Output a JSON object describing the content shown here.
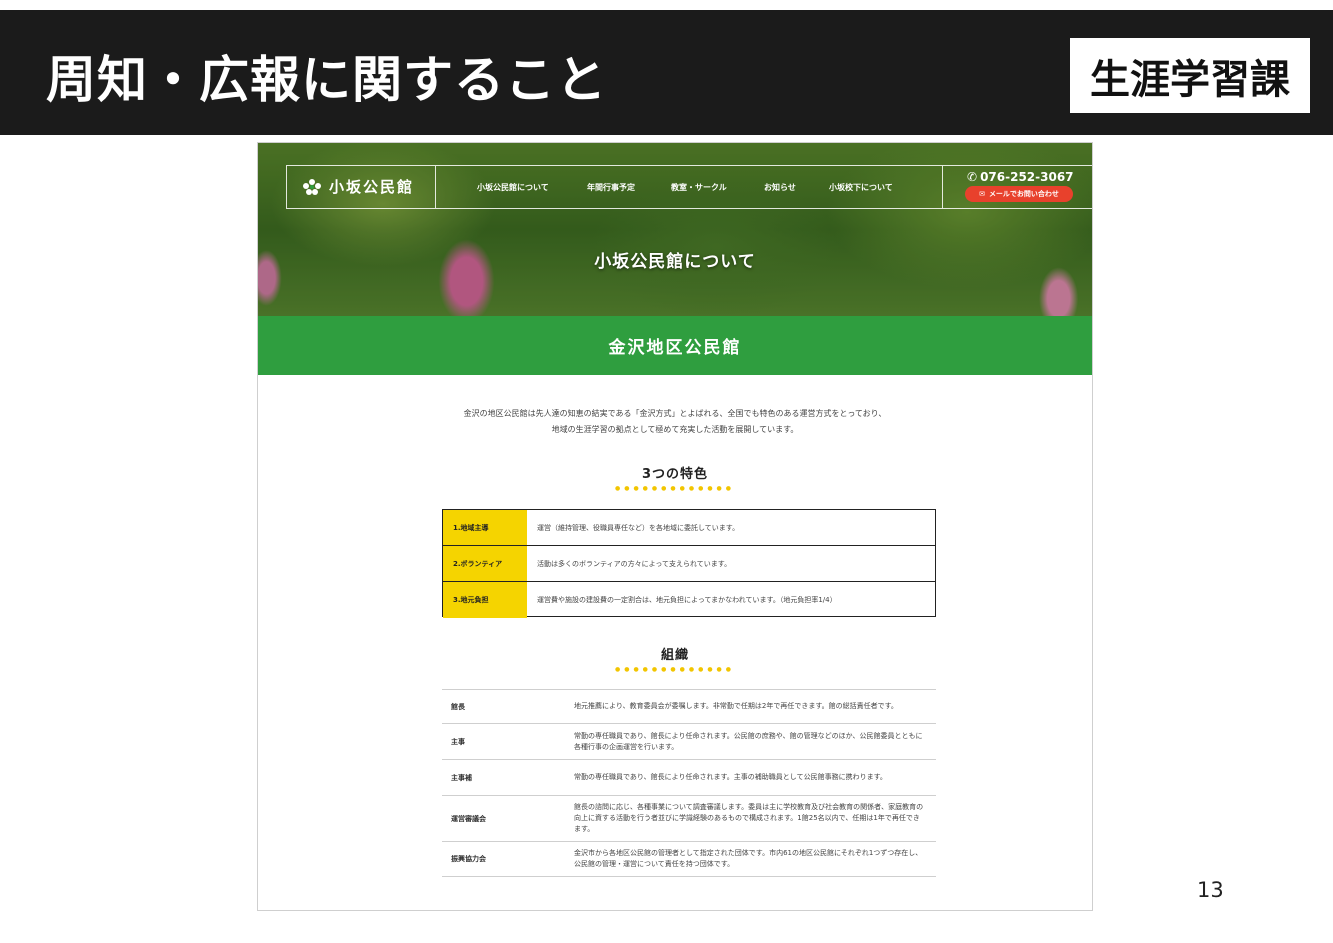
{
  "slide": {
    "title": "周知・広報に関すること",
    "department": "生涯学習課",
    "page_number": "13"
  },
  "site": {
    "logo_text": "小坂公民館",
    "nav": [
      "小坂公民館について",
      "年間行事予定",
      "教室・サークル",
      "お知らせ",
      "小坂校下について"
    ],
    "phone": "076-252-3067",
    "mail_button": "メールでお問い合わせ",
    "hero_title": "小坂公民館について",
    "band_title": "金沢地区公民館",
    "intro_lines": [
      "金沢の地区公民館は先人達の知恵の結実である「金沢方式」とよばれる、全国でも特色のある運営方式をとっており、",
      "地域の生涯学習の拠点として極めて充実した活動を展開しています。"
    ],
    "features_heading": "3つの特色",
    "features": [
      {
        "label": "1.地域主導",
        "desc": "運営（維持管理、役職員専任など）を各地域に委託しています。"
      },
      {
        "label": "2.ボランティア",
        "desc": "活動は多くのボランティアの方々によって支えられています。"
      },
      {
        "label": "3.地元負担",
        "desc": "運営費や施設の建設費の一定割合は、地元負担によってまかなわれています。（地元負担率1/4）"
      }
    ],
    "org_heading": "組織",
    "org": [
      {
        "label": "館長",
        "desc": "地元推薦により、教育委員会が委嘱します。非常勤で任期は2年で再任できます。館の総括責任者です。"
      },
      {
        "label": "主事",
        "desc": "常勤の専任職員であり、館長により任命されます。公民館の庶務や、館の管理などのほか、公民館委員とともに各種行事の企画運営を行います。"
      },
      {
        "label": "主事補",
        "desc": "常勤の専任職員であり、館長により任命されます。主事の補助職員として公民館事務に携わります。"
      },
      {
        "label": "運営審議会",
        "desc": "館長の諮問に応じ、各種事業について調査審議します。委員は主に学校教育及び社会教育の関係者、家庭教育の向上に資する活動を行う者並びに学識経験のあるもので構成されます。1館25名以内で、任期は1年で再任できます。"
      },
      {
        "label": "振興協力会",
        "desc": "金沢市から各地区公民館の管理者として指定された団体です。市内61の地区公民館にそれぞれ1つずつ存在し、公民館の管理・運営について責任を持つ団体です。"
      }
    ],
    "colors": {
      "green_band": "#2f9e3f",
      "feature_yellow": "#f5d400",
      "mail_red": "#e8412c",
      "dots": "#f2c500"
    }
  }
}
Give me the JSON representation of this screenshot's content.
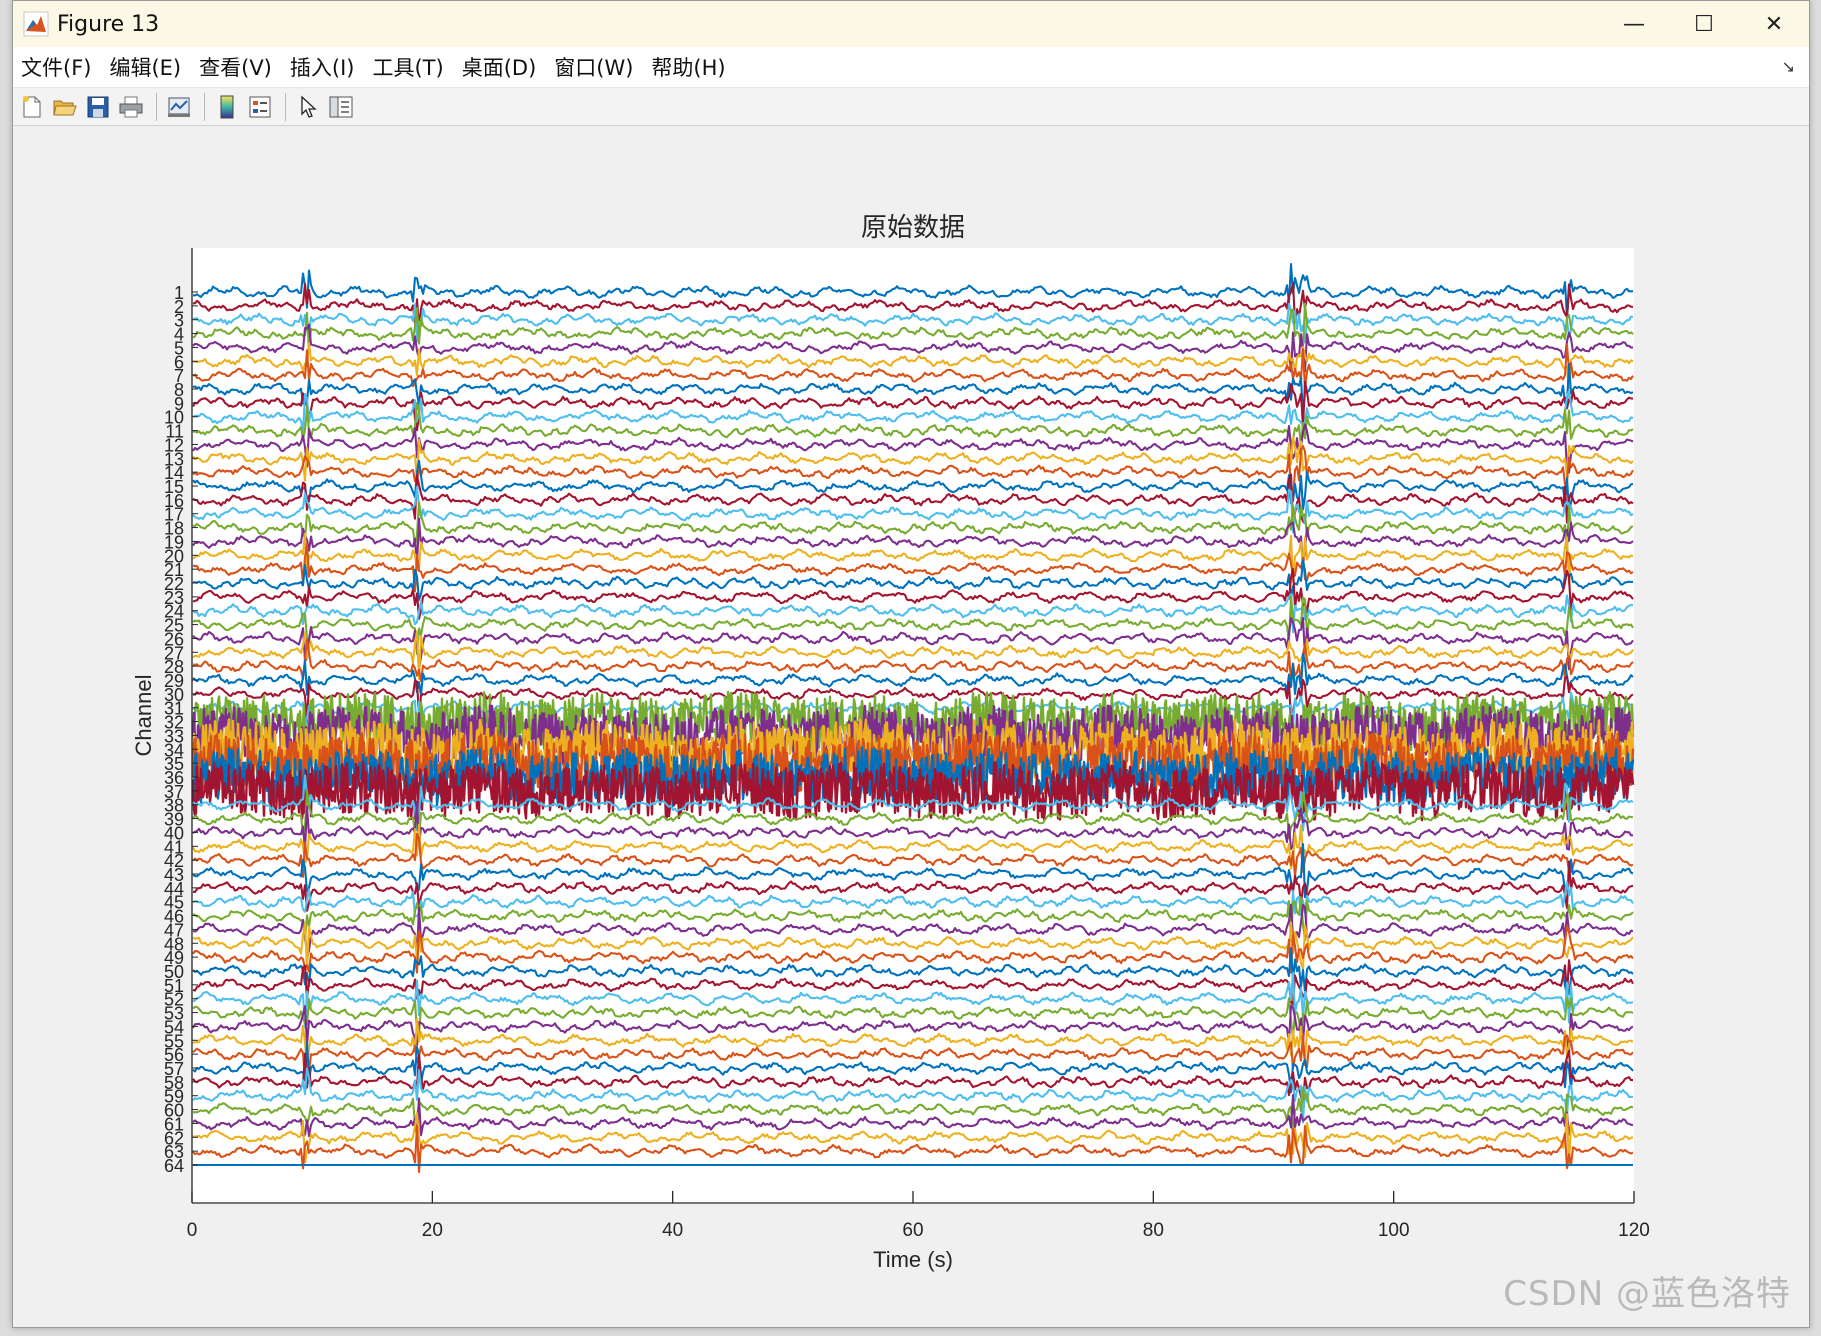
{
  "window": {
    "title": "Figure 13",
    "controls": {
      "minimize": "—",
      "maximize": "☐",
      "close": "✕"
    }
  },
  "menu": {
    "items": [
      "文件(F)",
      "编辑(E)",
      "查看(V)",
      "插入(I)",
      "工具(T)",
      "桌面(D)",
      "窗口(W)",
      "帮助(H)"
    ],
    "overflow": "↘"
  },
  "toolbar": {
    "icons": [
      "new-figure-icon",
      "open-file-icon",
      "save-icon",
      "print-icon",
      "link-plot-icon",
      "colorbar-icon",
      "legend-icon",
      "pointer-icon",
      "property-inspector-icon"
    ]
  },
  "chart_data": {
    "type": "line",
    "title": "原始数据",
    "xlabel": "Time (s)",
    "ylabel": "Channel",
    "xlim": [
      0,
      120
    ],
    "xticks": [
      0,
      20,
      40,
      60,
      80,
      100,
      120
    ],
    "channels": 64,
    "yticklabels": [
      "1",
      "2",
      "3",
      "4",
      "5",
      "6",
      "7",
      "8",
      "9",
      "10",
      "11",
      "12",
      "13",
      "14",
      "15",
      "16",
      "17",
      "18",
      "19",
      "20",
      "21",
      "22",
      "23",
      "24",
      "25",
      "26",
      "27",
      "28",
      "29",
      "30",
      "31",
      "32",
      "33",
      "34",
      "35",
      "36",
      "37",
      "38",
      "39",
      "40",
      "41",
      "42",
      "43",
      "44",
      "45",
      "46",
      "47",
      "48",
      "49",
      "50",
      "51",
      "52",
      "53",
      "54",
      "55",
      "56",
      "57",
      "58",
      "59",
      "60",
      "61",
      "62",
      "63",
      "64"
    ],
    "series_colors": [
      "#0072BD",
      "#A2142F",
      "#4DBEEE",
      "#77AC30",
      "#7E2F8E",
      "#EDB120",
      "#D95319"
    ],
    "noisy_channels": [
      32,
      33,
      34,
      35,
      36,
      37
    ],
    "flat_channels": [
      64
    ],
    "artifact_times": [
      9.5,
      18.8,
      91.5,
      92.5,
      114.5
    ],
    "grid": false,
    "legend": "none"
  },
  "watermark": "CSDN @蓝色洛特"
}
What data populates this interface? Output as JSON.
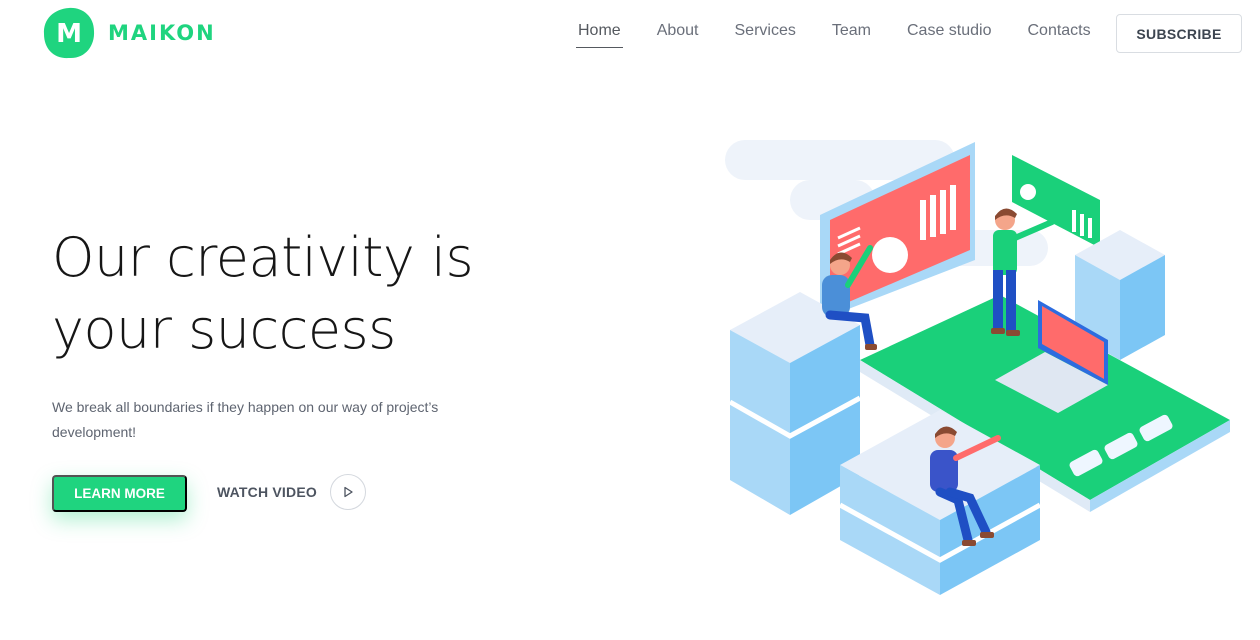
{
  "brand": {
    "logo_letter": "M",
    "name": "MAIKON",
    "color": "#1fd47f"
  },
  "nav": {
    "items": [
      {
        "label": "Home",
        "active": true
      },
      {
        "label": "About",
        "active": false
      },
      {
        "label": "Services",
        "active": false
      },
      {
        "label": "Team",
        "active": false
      },
      {
        "label": "Case studio",
        "active": false
      },
      {
        "label": "Contacts",
        "active": false
      }
    ],
    "subscribe_label": "SUBSCRIBE"
  },
  "hero": {
    "title_line1": "Our creativity is",
    "title_line2": "your success",
    "subtitle": "We break all boundaries if they happen on our way of project’s development!",
    "learn_more_label": "LEARN MORE",
    "watch_video_label": "WATCH VIDEO",
    "play_icon": "play-icon"
  },
  "illustration": {
    "subject": "isometric-team-workspace",
    "accent_green": "#1ad07a",
    "accent_red": "#ff6b6b",
    "accent_blue": "#7cc6f5"
  }
}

───

Description of the task. Reproduce each line of the records exactly, and omit every picture.

The reply.
Output a JSON object describing the content shown here.
{
  "slide": {
    "title": "周知・広報に関すること",
    "department": "生涯学習課",
    "page_number": "13"
  },
  "site": {
    "logo_text": "小坂公民館",
    "nav": [
      "小坂公民館について",
      "年間行事予定",
      "教室・サークル",
      "お知らせ",
      "小坂校下について"
    ],
    "phone": "076-252-3067",
    "mail_button": "メールでお問い合わせ",
    "hero_title": "小坂公民館について",
    "band_title": "金沢地区公民館",
    "intro_lines": [
      "金沢の地区公民館は先人達の知恵の結実である「金沢方式」とよばれる、全国でも特色のある運営方式をとっており、",
      "地域の生涯学習の拠点として極めて充実した活動を展開しています。"
    ],
    "features_heading": "3つの特色",
    "features": [
      {
        "label": "1.地域主導",
        "desc": "運営（維持管理、役職員専任など）を各地域に委託しています。"
      },
      {
        "label": "2.ボランティア",
        "desc": "活動は多くのボランティアの方々によって支えられています。"
      },
      {
        "label": "3.地元負担",
        "desc": "運営費や施設の建設費の一定割合は、地元負担によってまかなわれています。（地元負担率1/4）"
      }
    ],
    "org_heading": "組織",
    "org": [
      {
        "label": "館長",
        "desc": "地元推薦により、教育委員会が委嘱します。非常勤で任期は2年で再任できます。館の総括責任者です。"
      },
      {
        "label": "主事",
        "desc": "常勤の専任職員であり、館長により任命されます。公民館の庶務や、館の管理などのほか、公民館委員とともに各種行事の企画運営を行います。"
      },
      {
        "label": "主事補",
        "desc": "常勤の専任職員であり、館長により任命されます。主事の補助職員として公民館事務に携わります。"
      },
      {
        "label": "運営審議会",
        "desc": "館長の諮問に応じ、各種事業について調査審議します。委員は主に学校教育及び社会教育の関係者、家庭教育の向上に資する活動を行う者並びに学識経験のあるもので構成されます。1館25名以内で、任期は1年で再任できます。"
      },
      {
        "label": "振興協力会",
        "desc": "金沢市から各地区公民館の管理者として指定された団体です。市内61の地区公民館にそれぞれ1つずつ存在し、公民館の管理・運営について責任を持つ団体です。"
      }
    ],
    "colors": {
      "green_band": "#2f9e3f",
      "feature_yellow": "#f5d400",
      "mail_red": "#e8412c",
      "dots": "#f2c500"
    }
  }
}
Give me the JSON representation of this screenshot's content.
{
  "window": {
    "title": "Figure 13",
    "controls": {
      "minimize": "—",
      "maximize": "☐",
      "close": "✕"
    }
  },
  "menu": {
    "items": [
      "文件(F)",
      "编辑(E)",
      "查看(V)",
      "插入(I)",
      "工具(T)",
      "桌面(D)",
      "窗口(W)",
      "帮助(H)"
    ],
    "overflow": "↘"
  },
  "toolbar": {
    "icons": [
      "new-figure-icon",
      "open-file-icon",
      "save-icon",
      "print-icon",
      "link-plot-icon",
      "colorbar-icon",
      "legend-icon",
      "pointer-icon",
      "property-inspector-icon"
    ]
  },
  "chart_data": {
    "type": "line",
    "title": "原始数据",
    "xlabel": "Time (s)",
    "ylabel": "Channel",
    "xlim": [
      0,
      120
    ],
    "xticks": [
      0,
      20,
      40,
      60,
      80,
      100,
      120
    ],
    "channels": 64,
    "yticklabels": [
      "1",
      "2",
      "3",
      "4",
      "5",
      "6",
      "7",
      "8",
      "9",
      "10",
      "11",
      "12",
      "13",
      "14",
      "15",
      "16",
      "17",
      "18",
      "19",
      "20",
      "21",
      "22",
      "23",
      "24",
      "25",
      "26",
      "27",
      "28",
      "29",
      "30",
      "31",
      "32",
      "33",
      "34",
      "35",
      "36",
      "37",
      "38",
      "39",
      "40",
      "41",
      "42",
      "43",
      "44",
      "45",
      "46",
      "47",
      "48",
      "49",
      "50",
      "51",
      "52",
      "53",
      "54",
      "55",
      "56",
      "57",
      "58",
      "59",
      "60",
      "61",
      "62",
      "63",
      "64"
    ],
    "series_colors": [
      "#0072BD",
      "#A2142F",
      "#4DBEEE",
      "#77AC30",
      "#7E2F8E",
      "#EDB120",
      "#D95319"
    ],
    "noisy_channels": [
      32,
      33,
      34,
      35,
      36,
      37
    ],
    "flat_channels": [
      64
    ],
    "artifact_times": [
      9.5,
      18.8,
      91.5,
      92.5,
      114.5
    ],
    "grid": false,
    "legend": "none"
  },
  "watermark": "CSDN @蓝色洛特"
}
What data populates this interface? Output as JSON.
{
  "brand": {
    "logo_letter": "M",
    "name": "MAIKON",
    "color": "#1fd47f"
  },
  "nav": {
    "items": [
      {
        "label": "Home",
        "active": true
      },
      {
        "label": "About",
        "active": false
      },
      {
        "label": "Services",
        "active": false
      },
      {
        "label": "Team",
        "active": false
      },
      {
        "label": "Case studio",
        "active": false
      },
      {
        "label": "Contacts",
        "active": false
      }
    ],
    "subscribe_label": "SUBSCRIBE"
  },
  "hero": {
    "title_line1": "Our creativity is",
    "title_line2": "your success",
    "subtitle": "We break all boundaries if they happen on our way of project’s development!",
    "learn_more_label": "LEARN MORE",
    "watch_video_label": "WATCH VIDEO",
    "play_icon": "play-icon"
  },
  "illustration": {
    "subject": "isometric-team-workspace",
    "accent_green": "#1ad07a",
    "accent_red": "#ff6b6b",
    "accent_blue": "#7cc6f5"
  }
}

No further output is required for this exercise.